┌─ SUPPLIED DATA

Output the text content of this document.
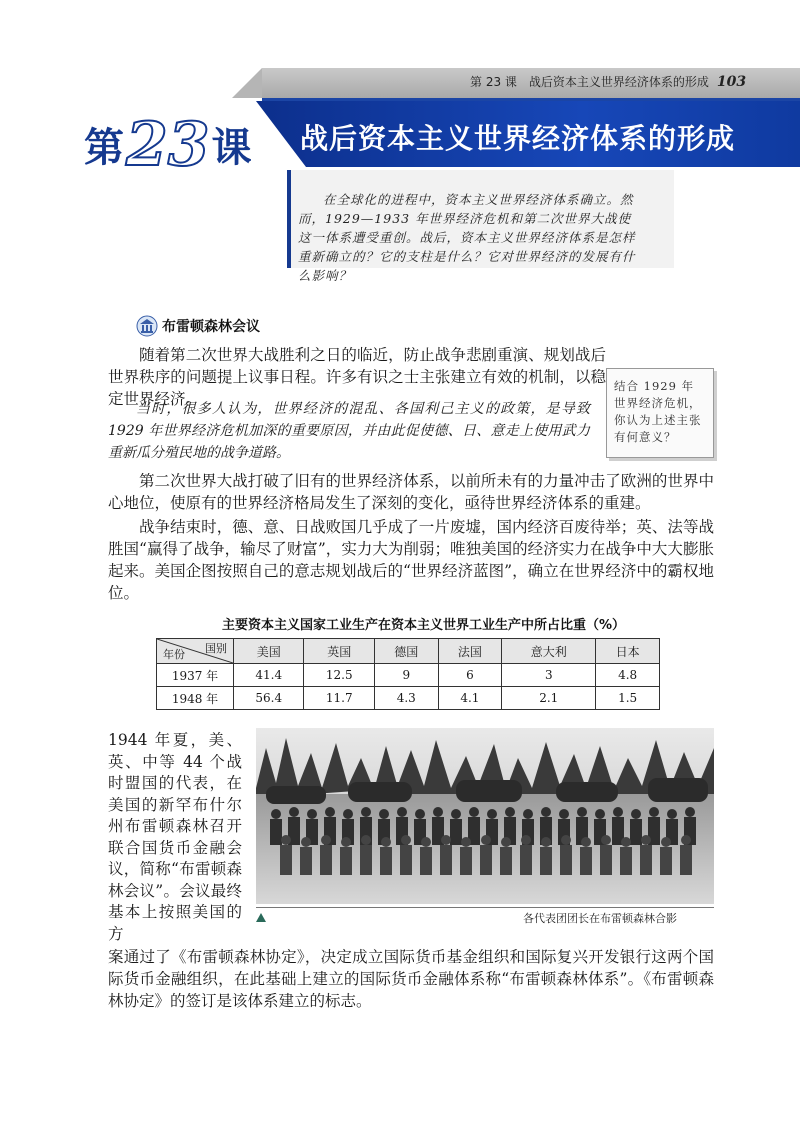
第 23 课　战后资本主义世界经济体系的形成 103
战后资本主义世界经济体系的形成
第 23 课
在全球化的进程中，资本主义世界经济体系确立。然而，1929—1933 年世界经济危机和第二次世界大战使这一体系遭受重创。战后，资本主义世界经济体系是怎样重新确立的？它的支柱是什么？它对世界经济的发展有什么影响？
布雷顿森林会议
随着第二次世界大战胜利之日的临近，防止战争悲剧重演、规划战后世界秩序的问题提上议事日程。许多有识之士主张建立有效的机制，以稳定世界经济。
当时，很多人认为，世界经济的混乱、各国利己主义的政策，是导致 1929 年世界经济危机加深的重要原因，并由此促使德、日、意走上使用武力重新瓜分殖民地的战争道路。
结合 1929 年世界经济危机，你认为上述主张有何意义？
第二次世界大战打破了旧有的世界经济体系，以前所未有的力量冲击了欧洲的世界中心地位，使原有的世界经济格局发生了深刻的变化，亟待世界经济体系的重建。
战争结束时，德、意、日战败国几乎成了一片废墟，国内经济百废待举；英、法等战胜国“赢得了战争，输尽了财富”，实力大为削弱；唯独美国的经济实力在战争中大大膨胀起来。美国企图按照自己的意志规划战后的“世界经济蓝图”，确立在世界经济中的霸权地位。
主要资本主义国家工业生产在资本主义世界工业生产中所占比重（%）
国别
年份	美国	英国	德国	法国	意大利	日本
1937 年	41.4	12.5	9	6	3	4.8
1948 年	56.4	11.7	4.3	4.1	2.1	1.5
1944 年夏，美、英、中等 44 个战时盟国的代表，在美国的新罕布什尔州布雷顿森林召开联合国货币金融会议，简称“布雷顿森林会议”。会议最终基本上按照美国的方
各代表团团长在布雷顿森林合影
案通过了《布雷顿森林协定》，决定成立国际货币基金组织和国际复兴开发银行这两个国际货币金融组织，在此基础上建立的国际货币金融体系称“布雷顿森林体系”。《布雷顿森林协定》的签订是该体系建立的标志。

└─

=== STATED GOAL ===
Write down the number of lines where the word "战后资本主义世界经济体系的形成" appears, and nothing further.

=== ANSWER FOR THE TASK ===
2